Below are some records. Quote exactly the lines from the one that contains "Parse this screenshot: output" through the last, both included, and leave out the pictures.

^^^^^^^^^^^^^^^^

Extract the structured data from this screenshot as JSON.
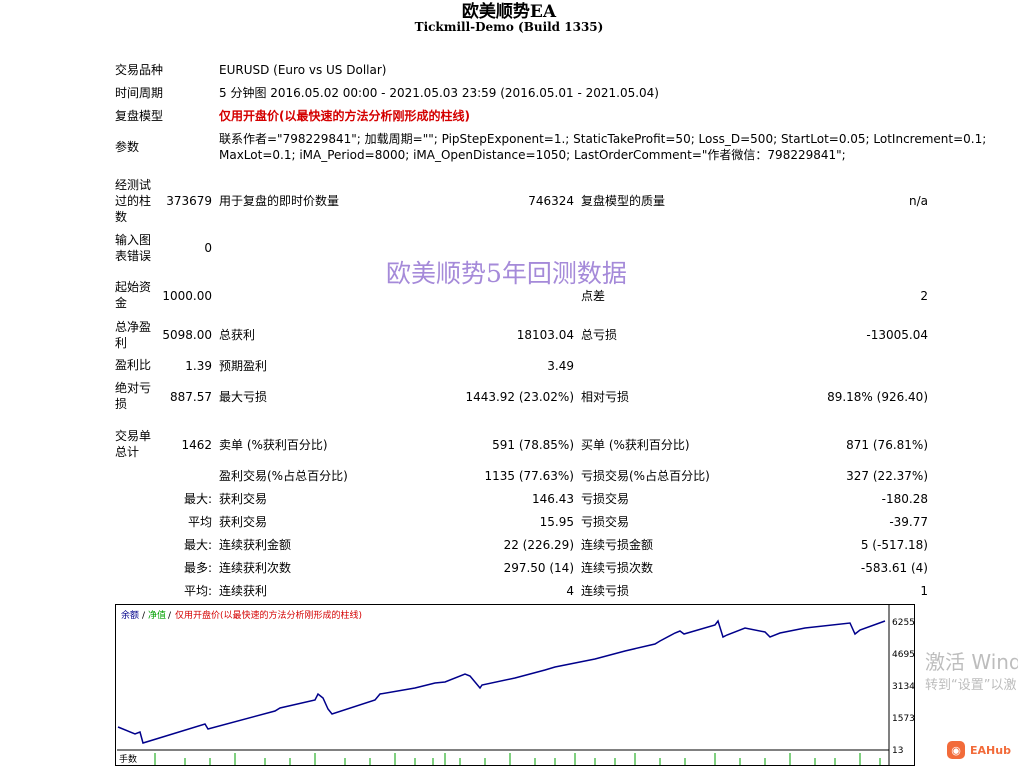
{
  "header": {
    "title": "欧美顺势EA",
    "subtitle": "Tickmill-Demo (Build 1335)"
  },
  "watermark": "欧美顺势5年回测数据",
  "info": {
    "symbol_label": "交易品种",
    "symbol_value": "EURUSD (Euro vs US Dollar)",
    "period_label": "时间周期",
    "period_value": "5 分钟图 2016.05.02 00:00 - 2021.05.03 23:59 (2016.05.01 - 2021.05.04)",
    "model_label": "复盘模型",
    "model_value": "仅用开盘价(以最快速的方法分析刚形成的柱线)",
    "params_label": "参数",
    "params_line1": "联系作者=\"798229841\"; 加载周期=\"\"; PipStepExponent=1.; StaticTakeProfit=50; Loss_D=500; StartLot=0.05; LotIncrement=0.1;",
    "params_line2": "MaxLot=0.1; iMA_Period=8000; iMA_OpenDistance=1050; LastOrderComment=\"作者微信：798229841\";"
  },
  "stats": {
    "bars_label_1": "经测试",
    "bars_label_2": "过的柱",
    "bars_label_3": "数",
    "bars_value": "373679",
    "ticks_label": "用于复盘的即时价数量",
    "ticks_value": "746324",
    "quality_label": "复盘模型的质量",
    "quality_value": "n/a",
    "errors_label_1": "输入图",
    "errors_label_2": "表错误",
    "errors_value": "0",
    "deposit_label_1": "起始资",
    "deposit_label_2": "金",
    "deposit_value": "1000.00",
    "spread_label": "点差",
    "spread_value": "2",
    "net_label_1": "总净盈",
    "net_label_2": "利",
    "net_value": "5098.00",
    "gross_profit_label": "总获利",
    "gross_profit_value": "18103.04",
    "gross_loss_label": "总亏损",
    "gross_loss_value": "-13005.04",
    "pf_label": "盈利比",
    "pf_value": "1.39",
    "payoff_label": "预期盈利",
    "payoff_value": "3.49",
    "abs_dd_label_1": "绝对亏",
    "abs_dd_label_2": "损",
    "abs_dd_value": "887.57",
    "max_dd_label": "最大亏损",
    "max_dd_value": "1443.92 (23.02%)",
    "rel_dd_label": "相对亏损",
    "rel_dd_value": "89.18% (926.40)",
    "trades_label_1": "交易单",
    "trades_label_2": "总计",
    "trades_value": "1462",
    "short_label": "卖单 (%获利百分比)",
    "short_value": "591 (78.85%)",
    "long_label": "买单 (%获利百分比)",
    "long_value": "871 (76.81%)",
    "profit_trades_label": "盈利交易(%占总百分比)",
    "profit_trades_value": "1135 (77.63%)",
    "loss_trades_label": "亏损交易(%占总百分比)",
    "loss_trades_value": "327 (22.37%)",
    "largest_prefix": "最大:",
    "largest_profit_label": "获利交易",
    "largest_profit_value": "146.43",
    "largest_loss_label": "亏损交易",
    "largest_loss_value": "-180.28",
    "average_prefix": "平均",
    "average_profit_label": "获利交易",
    "average_profit_value": "15.95",
    "average_loss_label": "亏损交易",
    "average_loss_value": "-39.77",
    "max1_prefix": "最大:",
    "consec_wins_label": "连续获利金额",
    "consec_wins_value": "22 (226.29)",
    "consec_losses_label": "连续亏损金额",
    "consec_losses_value": "5 (-517.18)",
    "max2_prefix": "最多:",
    "consec_profit_label": "连续获利次数",
    "consec_profit_value": "297.50 (14)",
    "consec_loss_label": "连续亏损次数",
    "consec_loss_value": "-583.61 (4)",
    "avg2_prefix": "平均:",
    "avg_consec_wins_label": "连续获利",
    "avg_consec_wins_value": "4",
    "avg_consec_losses_label": "连续亏损",
    "avg_consec_losses_value": "1"
  },
  "chart": {
    "legend_balance": "余额",
    "legend_sep1": "/",
    "legend_equity": "净值",
    "legend_sep2": "/",
    "legend_model": "仅用开盘价(以最快速的方法分析刚形成的柱线)",
    "yticks": [
      "6255",
      "4695",
      "3134",
      "1573",
      "13"
    ],
    "lots_label": "手数",
    "line_color": "#00008b",
    "equity_color": "#00a000"
  },
  "overlay": {
    "activate_line1": "激活 Wind",
    "activate_line2": "转到“设置”以激",
    "brand": "EAHub"
  }
}
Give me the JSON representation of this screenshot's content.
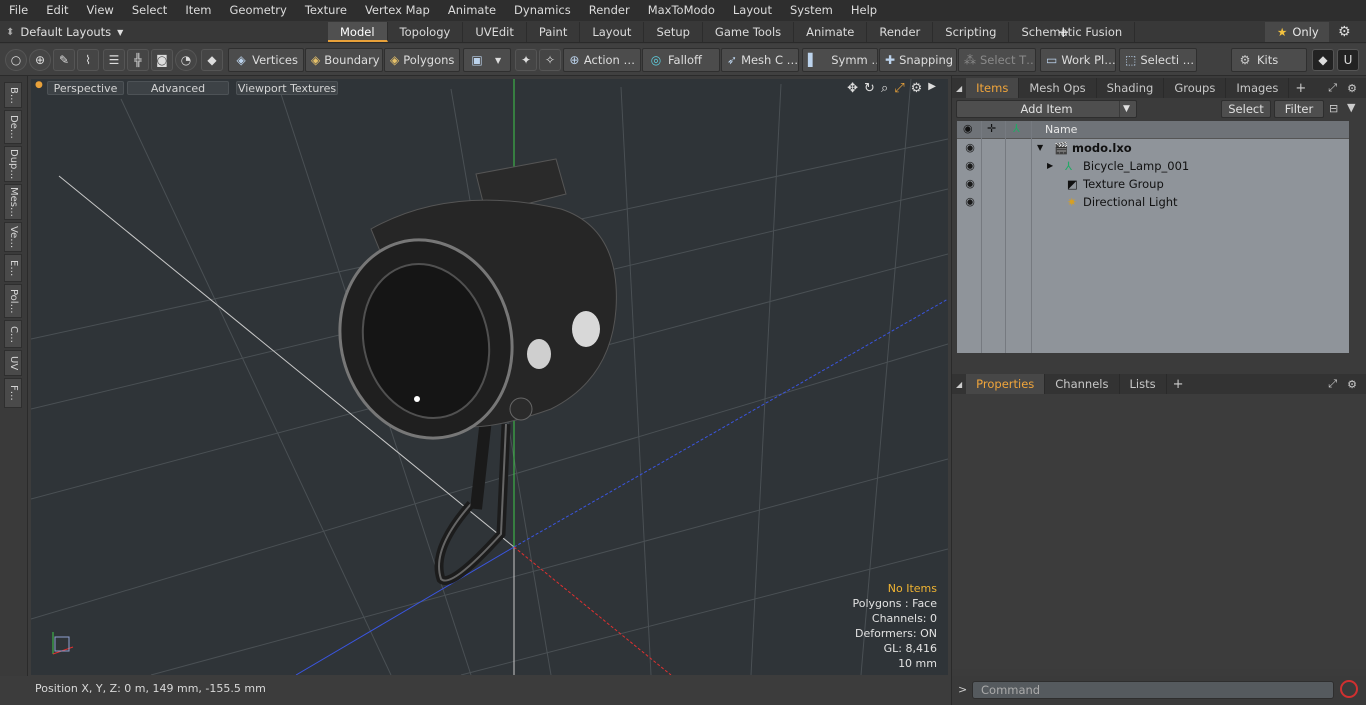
{
  "menu": [
    "File",
    "Edit",
    "View",
    "Select",
    "Item",
    "Geometry",
    "Texture",
    "Vertex Map",
    "Animate",
    "Dynamics",
    "Render",
    "MaxToModo",
    "Layout",
    "System",
    "Help"
  ],
  "layouts": {
    "label": "Default Layouts"
  },
  "mode_tabs": [
    "Model",
    "Topology",
    "UVEdit",
    "Paint",
    "Layout",
    "Setup",
    "Game Tools",
    "Animate",
    "Render",
    "Scripting",
    "Schematic Fusion"
  ],
  "active_mode_tab": "Model",
  "only_label": "Only",
  "toolbar": {
    "vertices": "Vertices",
    "boundary": "Boundary",
    "polygons": "Polygons",
    "action": "Action …",
    "falloff": "Falloff",
    "mesh": "Mesh C …",
    "symm": "Symm …",
    "snapping": "Snapping",
    "select_t": "Select T…",
    "work_pl": "Work Pl…",
    "selecti": "Selecti …",
    "kits": "Kits"
  },
  "left_tabs": [
    "B…",
    "De…",
    "Dup…",
    "Mes…",
    "Ve…",
    "E…",
    "Pol…",
    "C…",
    "UV",
    "F…"
  ],
  "viewport": {
    "perspective": "Perspective",
    "advanced": "Advanced",
    "viewport_textures": "Viewport Textures",
    "info": {
      "no_items": "No Items",
      "polygons": "Polygons : Face",
      "channels": "Channels: 0",
      "deformers": "Deformers: ON",
      "gl": "GL: 8,416",
      "scale": "10 mm"
    }
  },
  "status": {
    "position": "Position X, Y, Z:   0 m, 149 mm, -155.5 mm"
  },
  "items_panel": {
    "tabs": [
      "Items",
      "Mesh Ops",
      "Shading",
      "Groups",
      "Images"
    ],
    "active_tab": "Items",
    "add_item": "Add Item",
    "select": "Select",
    "filter": "Filter",
    "name_header": "Name",
    "tree": [
      {
        "label": "modo.lxo",
        "icon": "scene-icon"
      },
      {
        "label": "Bicycle_Lamp_001",
        "icon": "mesh-icon"
      },
      {
        "label": "Texture Group",
        "icon": "texture-group-icon"
      },
      {
        "label": "Directional Light",
        "icon": "light-icon"
      }
    ]
  },
  "properties_panel": {
    "tabs": [
      "Properties",
      "Channels",
      "Lists"
    ],
    "active_tab": "Properties"
  },
  "command": {
    "placeholder": "Command"
  },
  "colors": {
    "accent": "#f0a53b",
    "viewport_bg": "#2f3438",
    "x_axis": "#e03030",
    "y_axis": "#3fc94a",
    "z_axis": "#3a55e0"
  }
}
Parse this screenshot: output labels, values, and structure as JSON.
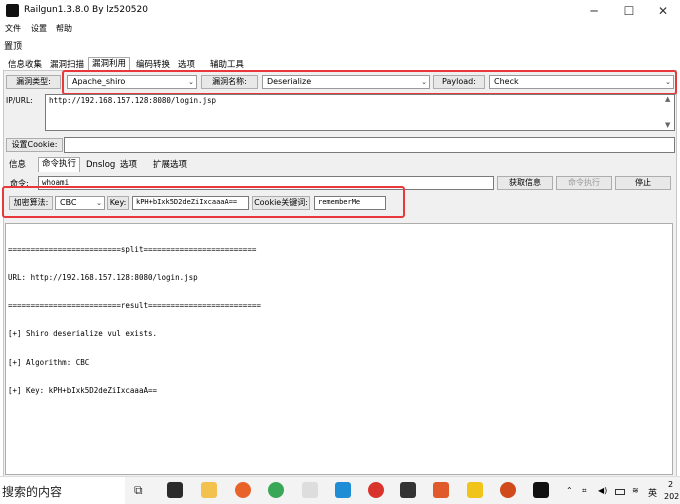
{
  "window": {
    "title": "Railgun1.3.8.0  By  lz520520",
    "minimize": "─",
    "maximize": "☐",
    "close": "✕"
  },
  "menu": [
    "文件",
    "设置",
    "帮助"
  ],
  "toolbar_label": "置顶",
  "main_tabs": [
    "信息收集",
    "漏洞扫描",
    "漏洞利用",
    "编码转换",
    "选项",
    "辅助工具"
  ],
  "vuln": {
    "type_label": "漏洞类型:",
    "type_value": "Apache_shiro",
    "name_label": "漏洞名称:",
    "name_value": "Deserialize",
    "payload_label": "Payload:",
    "payload_value": "Check"
  },
  "ipurl": {
    "label": "IP/URL:",
    "value": "http://192.168.157.128:8080/login.jsp"
  },
  "cookie": {
    "label": "设置Cookie:",
    "value": ""
  },
  "sub_tabs": [
    "信息",
    "命令执行",
    "Dnslog",
    "选项",
    "扩展选项"
  ],
  "command": {
    "label": "命令:",
    "value": "whoami",
    "get_info": "获取信息",
    "exec": "命令执行",
    "stop": "停止"
  },
  "crypto": {
    "algo_label": "加密算法:",
    "algo_value": "CBC",
    "key_label": "Key:",
    "key_value": "kPH+bIxk5D2deZiIxcaaaA==",
    "cookie_kw_label": "Cookie关键词:",
    "cookie_kw_value": "rememberMe"
  },
  "output_lines": [
    "=========================split=========================",
    "URL: http://192.168.157.128:8080/login.jsp",
    "=========================result=========================",
    "[+] Shiro deserialize vul exists.",
    "[+] Algorithm: CBC",
    "[+] Key: kPH+bIxk5D2deZiIxcaaaA=="
  ],
  "taskbar": {
    "search_text": "搜索的内容",
    "tray_lang": "英",
    "clock_line1": "2",
    "clock_line2": "202"
  },
  "colors": {
    "highlight": "#e8383b",
    "panel": "#f0f0f0"
  }
}
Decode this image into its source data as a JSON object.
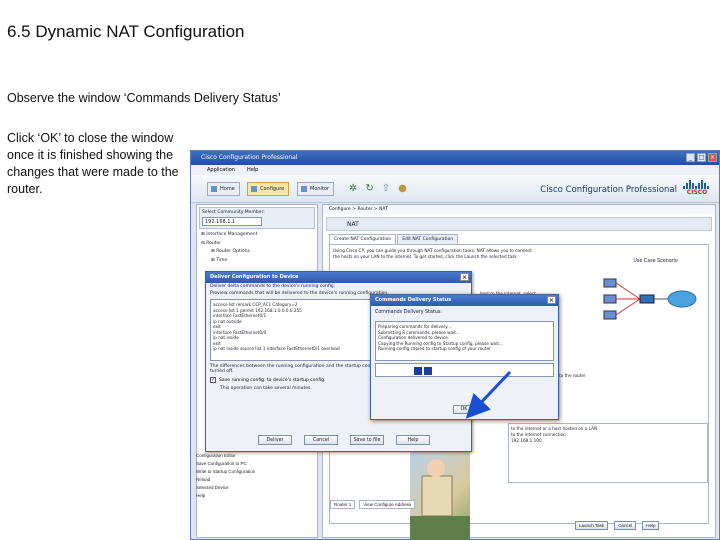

^^^^^^^^^^^^^^^^

* FULL SOLUTION:
Parse this screenshot: output labels, values, and structure as JSON.
{
  "window": {
    "title": "Railgun1.3.8.0  By  lz520520",
    "minimize": "─",
    "maximize": "☐",
    "close": "✕"
  },
  "menu": [
    "文件",
    "设置",
    "帮助"
  ],
  "toolbar_label": "置顶",
  "main_tabs": [
    "信息收集",
    "漏洞扫描",
    "漏洞利用",
    "编码转换",
    "选项",
    "辅助工具"
  ],
  "vuln": {
    "type_label": "漏洞类型:",
    "type_value": "Apache_shiro",
    "name_label": "漏洞名称:",
    "name_value": "Deserialize",
    "payload_label": "Payload:",
    "payload_value": "Check"
  },
  "ipurl": {
    "label": "IP/URL:",
    "value": "http://192.168.157.128:8080/login.jsp"
  },
  "cookie": {
    "label": "设置Cookie:",
    "value": ""
  },
  "sub_tabs": [
    "信息",
    "命令执行",
    "Dnslog",
    "选项",
    "扩展选项"
  ],
  "command": {
    "label": "命令:",
    "value": "whoami",
    "get_info": "获取信息",
    "exec": "命令执行",
    "stop": "停止"
  },
  "crypto": {
    "algo_label": "加密算法:",
    "algo_value": "CBC",
    "key_label": "Key:",
    "key_value": "kPH+bIxk5D2deZiIxcaaaA==",
    "cookie_kw_label": "Cookie关键词:",
    "cookie_kw_value": "rememberMe"
  },
  "output_lines": [
    "=========================split=========================",
    "URL: http://192.168.157.128:8080/login.jsp",
    "=========================result=========================",
    "[+] Shiro deserialize vul exists.",
    "[+] Algorithm: CBC",
    "[+] Key: kPH+bIxk5D2deZiIxcaaaA=="
  ],
  "taskbar": {
    "search_text": "搜索的内容",
    "tray_lang": "英",
    "clock_line1": "2",
    "clock_line2": "202"
  },
  "colors": {
    "highlight": "#e8383b",
    "panel": "#f0f0f0"
  }
}
Decode this image into its source data as a JSON object.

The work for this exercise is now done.